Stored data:
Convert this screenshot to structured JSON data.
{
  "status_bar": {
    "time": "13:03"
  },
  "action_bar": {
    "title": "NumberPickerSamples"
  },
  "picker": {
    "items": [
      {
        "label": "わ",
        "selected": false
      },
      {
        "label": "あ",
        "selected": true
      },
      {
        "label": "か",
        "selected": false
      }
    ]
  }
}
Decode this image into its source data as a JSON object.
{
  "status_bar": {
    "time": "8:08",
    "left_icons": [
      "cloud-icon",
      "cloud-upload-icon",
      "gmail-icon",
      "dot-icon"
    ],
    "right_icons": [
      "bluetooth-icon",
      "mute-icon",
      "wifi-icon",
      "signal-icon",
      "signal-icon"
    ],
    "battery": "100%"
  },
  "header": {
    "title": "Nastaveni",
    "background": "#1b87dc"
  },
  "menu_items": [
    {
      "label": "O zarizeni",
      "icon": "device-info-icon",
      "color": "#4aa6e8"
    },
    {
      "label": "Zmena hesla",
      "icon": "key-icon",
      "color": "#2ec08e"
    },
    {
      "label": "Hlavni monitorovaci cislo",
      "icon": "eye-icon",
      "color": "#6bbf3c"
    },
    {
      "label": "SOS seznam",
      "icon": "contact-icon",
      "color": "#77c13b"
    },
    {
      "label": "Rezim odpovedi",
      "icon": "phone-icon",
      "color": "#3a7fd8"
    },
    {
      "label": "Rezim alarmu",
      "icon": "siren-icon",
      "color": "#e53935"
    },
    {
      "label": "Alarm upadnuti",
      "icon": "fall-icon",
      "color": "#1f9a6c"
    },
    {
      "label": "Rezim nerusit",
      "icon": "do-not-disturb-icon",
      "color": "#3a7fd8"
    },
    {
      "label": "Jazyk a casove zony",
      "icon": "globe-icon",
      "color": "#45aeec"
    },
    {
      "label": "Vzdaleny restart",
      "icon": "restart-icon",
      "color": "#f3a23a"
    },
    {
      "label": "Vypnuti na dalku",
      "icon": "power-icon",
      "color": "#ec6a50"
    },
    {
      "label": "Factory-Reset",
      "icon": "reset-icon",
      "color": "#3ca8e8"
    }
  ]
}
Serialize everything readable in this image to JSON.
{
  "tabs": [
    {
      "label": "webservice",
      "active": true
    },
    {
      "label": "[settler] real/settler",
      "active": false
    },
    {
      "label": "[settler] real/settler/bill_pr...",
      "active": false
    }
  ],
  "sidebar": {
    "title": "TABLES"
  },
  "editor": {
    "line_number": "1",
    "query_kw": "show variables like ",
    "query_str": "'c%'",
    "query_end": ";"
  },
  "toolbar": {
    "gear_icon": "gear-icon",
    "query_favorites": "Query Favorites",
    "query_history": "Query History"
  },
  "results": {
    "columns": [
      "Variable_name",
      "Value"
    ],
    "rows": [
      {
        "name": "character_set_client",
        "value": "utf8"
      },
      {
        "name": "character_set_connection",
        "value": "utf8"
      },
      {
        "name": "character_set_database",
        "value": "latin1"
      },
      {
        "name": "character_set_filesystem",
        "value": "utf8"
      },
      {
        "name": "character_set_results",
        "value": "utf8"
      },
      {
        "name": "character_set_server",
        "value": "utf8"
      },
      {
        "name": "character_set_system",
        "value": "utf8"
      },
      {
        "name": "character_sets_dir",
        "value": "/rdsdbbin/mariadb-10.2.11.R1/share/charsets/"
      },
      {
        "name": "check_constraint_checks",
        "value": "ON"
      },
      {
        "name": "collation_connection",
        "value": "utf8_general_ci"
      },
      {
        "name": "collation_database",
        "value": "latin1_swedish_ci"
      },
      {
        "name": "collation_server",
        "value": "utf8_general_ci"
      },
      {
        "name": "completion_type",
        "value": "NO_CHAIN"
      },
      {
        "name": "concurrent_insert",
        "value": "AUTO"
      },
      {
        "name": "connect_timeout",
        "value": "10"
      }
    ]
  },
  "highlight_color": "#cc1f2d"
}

**What is being asked**: Give only the number of lines in the records that contain the string "restart".

**Output of the exercise**: 2